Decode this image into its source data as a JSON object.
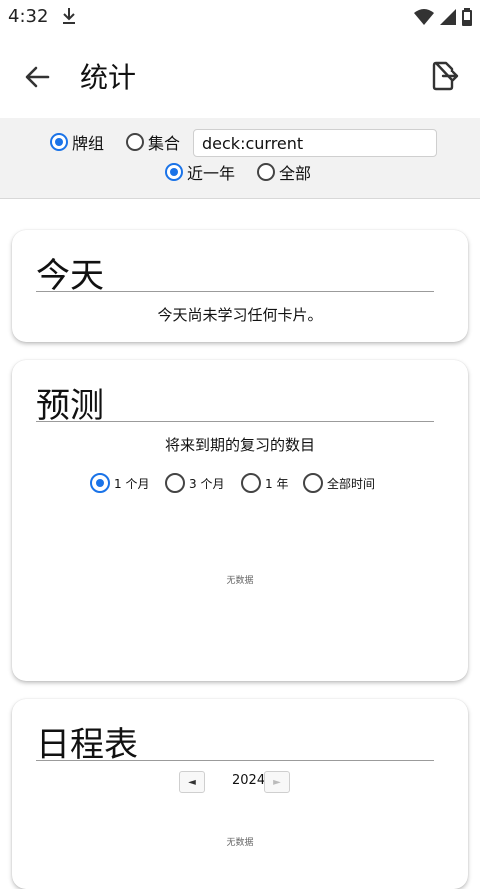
{
  "status": {
    "time": "4:32"
  },
  "appbar": {
    "title": "统计"
  },
  "filter": {
    "options": [
      "牌组",
      "集合"
    ],
    "selected": "牌组",
    "search_value": "deck:current",
    "range_options": [
      "近一年",
      "全部"
    ],
    "range_selected": "近一年"
  },
  "today": {
    "title": "今天",
    "message": "今天尚未学习任何卡片。"
  },
  "forecast": {
    "title": "预测",
    "subtitle": "将来到期的复习的数目",
    "ranges": [
      "1 个月",
      "3 个月",
      "1 年",
      "全部时间"
    ],
    "selected": "1 个月",
    "nodata": "无数据"
  },
  "calendar": {
    "title": "日程表",
    "prev": "◄",
    "year": "2024",
    "next": "►",
    "nodata": "无数据"
  },
  "colors": {
    "accent": "#1a73e8",
    "card_bg": "#ffffff",
    "controls_bg": "#f2f2f2"
  }
}
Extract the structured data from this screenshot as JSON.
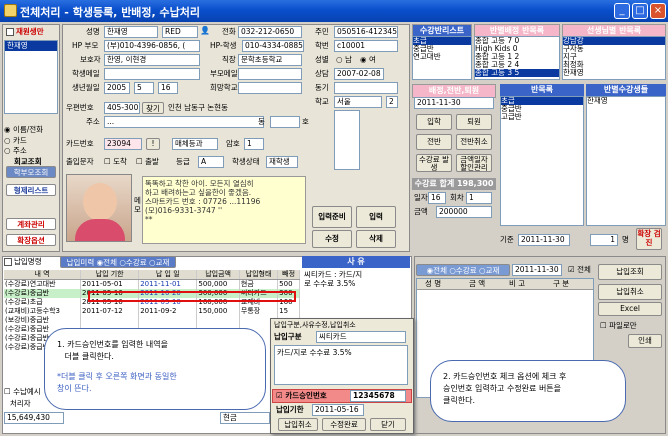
{
  "window": {
    "title": "전체처리 - 학생등록, 반배정, 수납처리",
    "min": "_",
    "max": "□",
    "close": "×"
  },
  "left": {
    "reenroll": "재원생만",
    "student": "한재영",
    "radio": [
      "이름/전화",
      "카드",
      "주소"
    ],
    "search_label": "회교조회",
    "tabs": [
      "학부모조회",
      "형제리스트",
      "계좌관리",
      "확장옵션"
    ]
  },
  "form": {
    "name_label": "성명",
    "name": "한재영",
    "color": "RED",
    "phone_label": "전화",
    "phone": "032-212-0650",
    "id_label": "주민",
    "id": "050516-4123456",
    "parent_hp_label": "HP 부모",
    "parent_hp": "(부)010-4396-0856, (",
    "student_hp_label": "HP-학생",
    "student_hp": "010-4334-0885",
    "student_no_label": "학번",
    "student_no": "c10001",
    "guardian_label": "보호자",
    "guardian": "한영, 이현경",
    "work_label": "직장",
    "work": "문학초등학교",
    "gender_label": "성별",
    "gender_m": "남",
    "gender_f": "여",
    "email_label": "학생메일",
    "parent_mail_label": "부모메일",
    "consult_label": "상담",
    "consult": "2007-02-08",
    "birth_label": "생년월일",
    "birth_y": "2005",
    "birth_m": "5",
    "birth_d": "16",
    "hope_label": "희망학교",
    "motive_label": "동기",
    "zip_label": "우편번호",
    "zip": "405-300",
    "find": "찾기",
    "addr1": "인천 남동구 논현동",
    "addr_label": "주소",
    "addr2": "...",
    "dong": "동",
    "ho": "호",
    "school_label": "학교",
    "school": "서울",
    "grade": "2",
    "card_label": "카드번호",
    "card": "23094",
    "card_btn": "!",
    "card_type": "매체등과",
    "pw_label": "암호",
    "pw": "1",
    "attend_label": "출입문자",
    "attend1": "도착",
    "attend2": "출발",
    "level_label": "등급",
    "level": "A",
    "status_label": "학생상태",
    "status": "재학생",
    "memo": [
      "똑똑하고 착한 아이. 모든지 열심히",
      "하고 배려하는고 싶을한이 좋겠음.",
      "스마트카드 번호 : 07726 ...11196",
      "(모)016-9331-3747 ''",
      "**"
    ],
    "memo_tag": "메모"
  },
  "mgmt": {
    "header": "수강반리스트",
    "items": [
      "초급",
      "중급반",
      "연고대반"
    ]
  },
  "classes": {
    "header": "반별배정 반목록",
    "items": [
      {
        "name": "종합 고등 7",
        "v": "0"
      },
      {
        "name": "High Kids",
        "v": "0"
      },
      {
        "name": "종합 고등 1",
        "v": "2"
      },
      {
        "name": "종합 고등 2",
        "v": "4"
      },
      {
        "name": "종합 고등 3",
        "v": "5"
      },
      {
        "name": "종합 고등 2",
        "v": "4"
      }
    ],
    "teacher_header": "선생님별 반목록",
    "teachers": [
      "강남강",
      "구자동",
      "지구",
      "최정화",
      "한재영"
    ]
  },
  "enroll": {
    "header": "배정,전반,퇴원",
    "date": "2011-11-30",
    "buttons": [
      "입학",
      "퇴원",
      "전반",
      "전반취소",
      "수강료 발생",
      "금액일자 할인관리"
    ],
    "summary_header": "수강료 합계 198,300",
    "days_label": "일자",
    "days": "16",
    "count_label": "회차",
    "count": "1",
    "amount_label": "금액",
    "amount": "200000"
  },
  "banlist": {
    "header": "반목록",
    "items": [
      "초급",
      "중급반",
      "고급반"
    ],
    "student_header": "반별수강생들",
    "students": [
      "한재영"
    ],
    "base_label": "기준",
    "base": "2011-11-30",
    "cnt": "1",
    "unit": "명",
    "confirm": "확장 검진"
  },
  "actions": {
    "prepare": "입력준비",
    "input": "입력",
    "edit": "수정",
    "delete": "삭제"
  },
  "lower": {
    "tab": "납입명령",
    "tab2": "납입미력",
    "filter": [
      "전체",
      "수강료",
      "교재"
    ],
    "memo_header": "사  유",
    "memo_text": [
      "씨티카드 : 카드/지",
      "로 수수료 3.5%"
    ],
    "columns": [
      "내  역",
      "납입 기한",
      "납 입 일",
      "납입금액",
      "납입형태",
      "빼정"
    ],
    "rows": [
      [
        "(수강료)연고대반",
        "2011-05-01",
        "2011-11-01",
        "500,000",
        "현금",
        "500"
      ],
      [
        "(수강료)중급반",
        "2011-05-16",
        "2011-10-20",
        "300,000",
        "씨티카드",
        "300"
      ],
      [
        "(수강료)초급",
        "2011-05-16",
        "2011-05-10",
        "160,000",
        "교재비",
        "160"
      ],
      [
        "(교재비)고등수학3",
        "2011-07-12",
        "2011-09-2",
        "150,000",
        "무통장",
        "15"
      ],
      [
        "(보강비)중급반",
        "",
        "",
        "",
        "",
        ""
      ],
      [
        "(수강료)중급반",
        "",
        "",
        "",
        "",
        ""
      ],
      [
        "(수강료)중급반",
        "",
        "",
        "",
        "",
        ""
      ],
      [
        "(수강료)중급반",
        "",
        "",
        "",
        "",
        ""
      ]
    ],
    "fee_label": "수납예시",
    "handler": "처리자",
    "total": "15,649,430",
    "cash": "현금"
  },
  "right": {
    "filter": [
      "전체",
      "수강료",
      "교재"
    ],
    "date": "2011-11-30",
    "all": "전체",
    "columns": [
      "성  명",
      "금 액",
      "비  고",
      "구 분"
    ],
    "buttons": [
      "납입조회",
      "납입취소",
      "Excel"
    ],
    "file_only": "파일로만",
    "print": "인쇄"
  },
  "dialog": {
    "title": "납입구분,사유수정,납입취소",
    "type_label": "납입구분",
    "type": "씨티카드",
    "text": [
      "카드/지로 수수료 3.5%"
    ],
    "approval_label": "카드승인번호",
    "approval": "12345678",
    "due_label": "납입기한",
    "due": "2011-05-16",
    "cancel": "납입취소",
    "done": "수정완료",
    "close": "닫기"
  },
  "callout1": {
    "lines": [
      "1. 카드승인번호를 입력한 내역을",
      "   더블 클릭한다."
    ],
    "note": [
      "*더블 클릭 후 오른쪽 화면과 동일한",
      "창이 뜬다."
    ]
  },
  "callout2": {
    "lines": [
      "2. 카드승인번호 체크 옵션에 체크 후",
      "승인번호 입력하고 수정완료 버튼을",
      "클릭한다."
    ]
  }
}
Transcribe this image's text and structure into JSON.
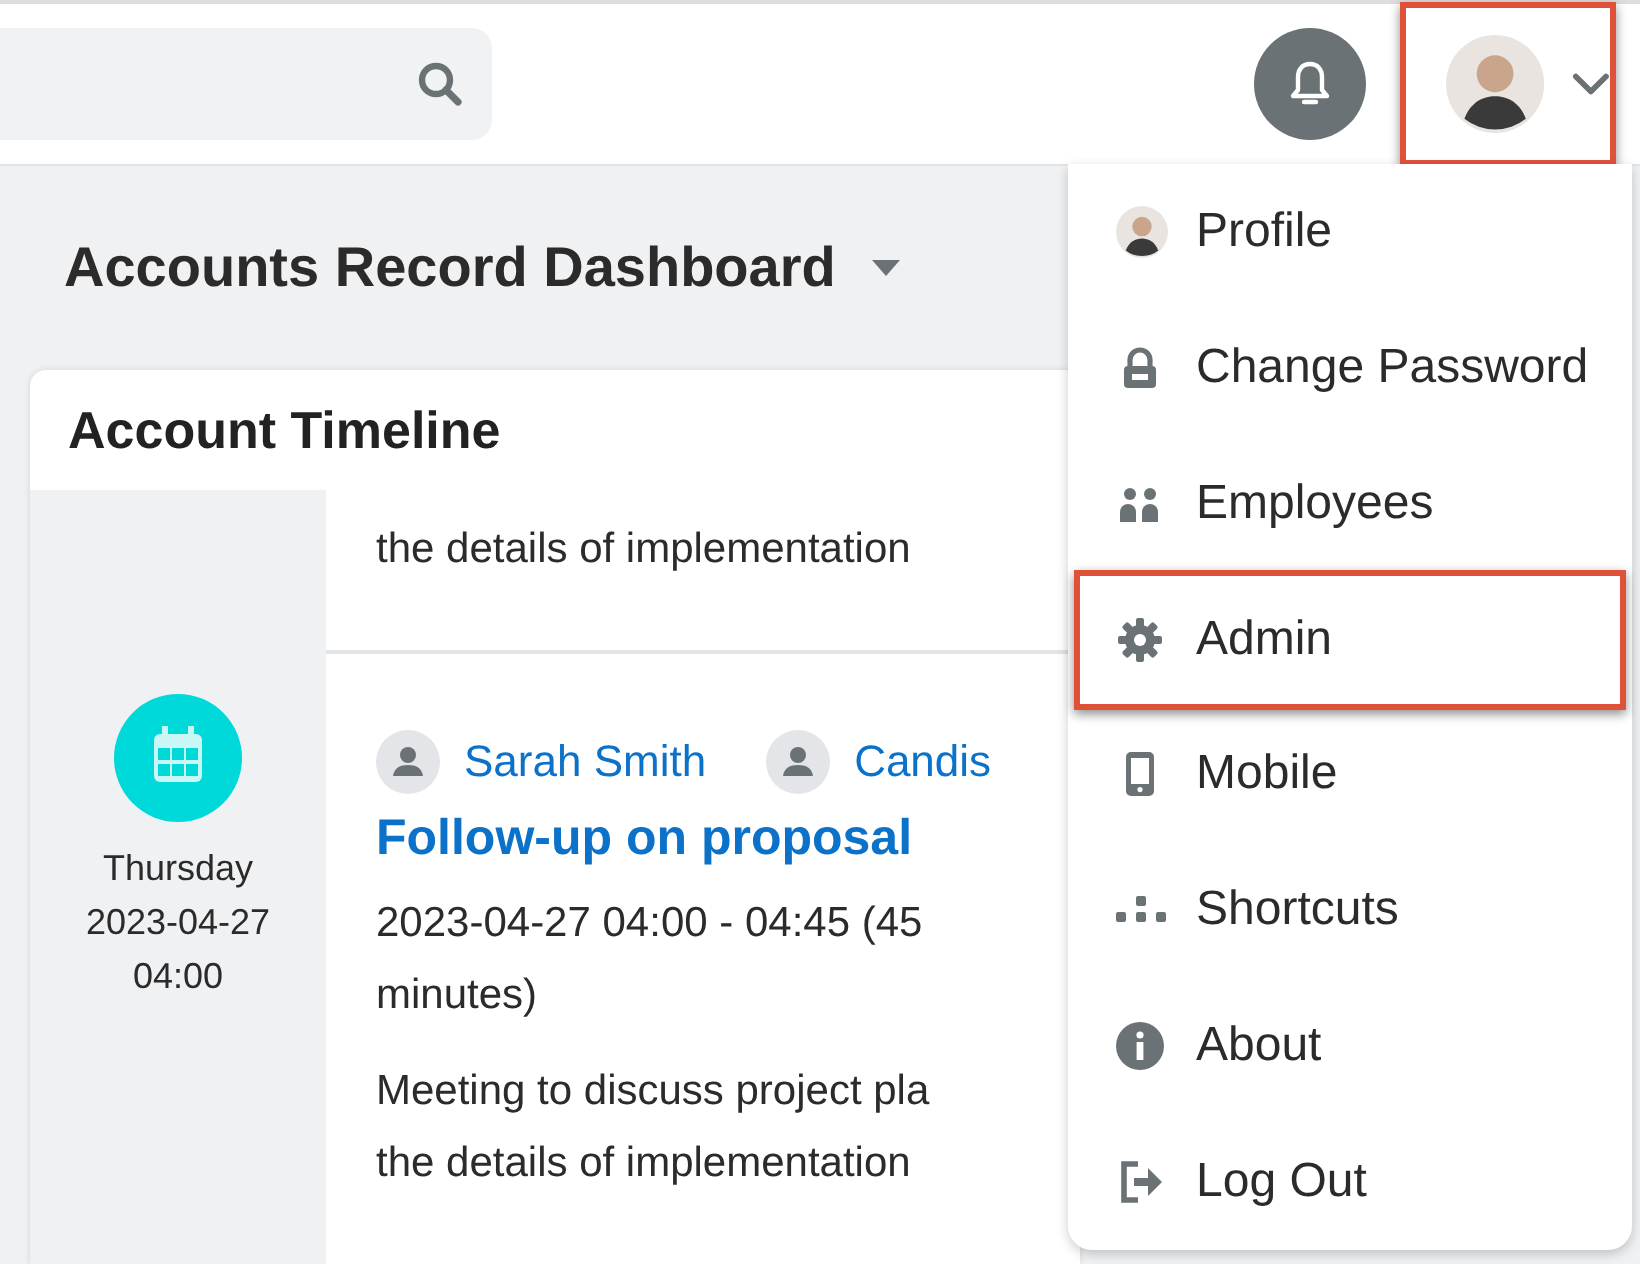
{
  "header": {
    "user_button": {
      "highlighted": true
    }
  },
  "dashboard": {
    "title": "Accounts Record Dashboard"
  },
  "timeline": {
    "title": "Account Timeline",
    "entries": [
      {
        "description": [
          "the details of implementation"
        ]
      },
      {
        "day": "Thursday",
        "date": "2023-04-27",
        "time": "04:00",
        "people": [
          "Sarah Smith",
          "Candis"
        ],
        "title": "Follow-up on proposal",
        "period": [
          "2023-04-27 04:00 - 04:45 (45",
          "minutes)"
        ],
        "description": [
          "Meeting to discuss project pla",
          "the details of implementation"
        ]
      }
    ]
  },
  "user_menu": {
    "items": [
      {
        "label": "Profile",
        "highlighted": false
      },
      {
        "label": "Change Password",
        "highlighted": false
      },
      {
        "label": "Employees",
        "highlighted": false
      },
      {
        "label": "Admin",
        "highlighted": true
      },
      {
        "label": "Mobile",
        "highlighted": false
      },
      {
        "label": "Shortcuts",
        "highlighted": false
      },
      {
        "label": "About",
        "highlighted": false
      },
      {
        "label": "Log Out",
        "highlighted": false
      }
    ]
  }
}
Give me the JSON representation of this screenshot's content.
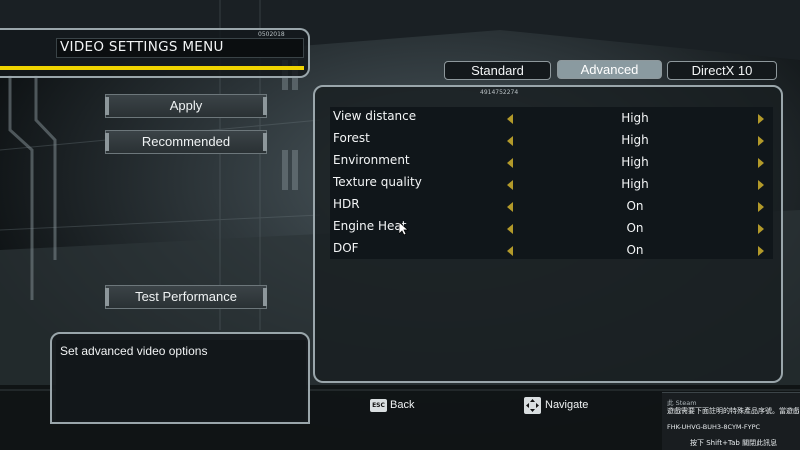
{
  "header": {
    "title": "VIDEO SETTINGS MENU",
    "serial": "0502018"
  },
  "buttons": {
    "apply": "Apply",
    "recommended": "Recommended",
    "test_performance": "Test Performance"
  },
  "tabs": [
    {
      "label": "Standard",
      "active": false
    },
    {
      "label": "Advanced",
      "active": true
    },
    {
      "label": "DirectX 10",
      "active": false
    }
  ],
  "panel": {
    "serial": "4914752274"
  },
  "settings": [
    {
      "label": "View distance",
      "value": "High"
    },
    {
      "label": "Forest",
      "value": "High"
    },
    {
      "label": "Environment",
      "value": "High"
    },
    {
      "label": "Texture quality",
      "value": "High"
    },
    {
      "label": "HDR",
      "value": "On"
    },
    {
      "label": "Engine Heat",
      "value": "On"
    },
    {
      "label": "DOF",
      "value": "On"
    }
  ],
  "description": "Set advanced video options",
  "hints": {
    "esc_key": "ESC",
    "back": "Back",
    "navigate": "Navigate"
  },
  "steam_popup": {
    "source": "此 Steam",
    "message": "遊戲需要下面註明的特殊產品序號。當遊戲",
    "key": "FHK-UHVG-BUH3-8CYM-FYPC",
    "footer": "按下 Shift+Tab 關閉此訊息"
  },
  "colors": {
    "accent_yellow": "#f0d400",
    "arrow_gold": "#b39a2a",
    "active_tab": "#8a9aa0"
  }
}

> [What to produce]: Collect the complete line wherever the string "source" appears in the records.

> [Result]:
Decode this image into its source data as a JSON object.
    "source": "此 Steam",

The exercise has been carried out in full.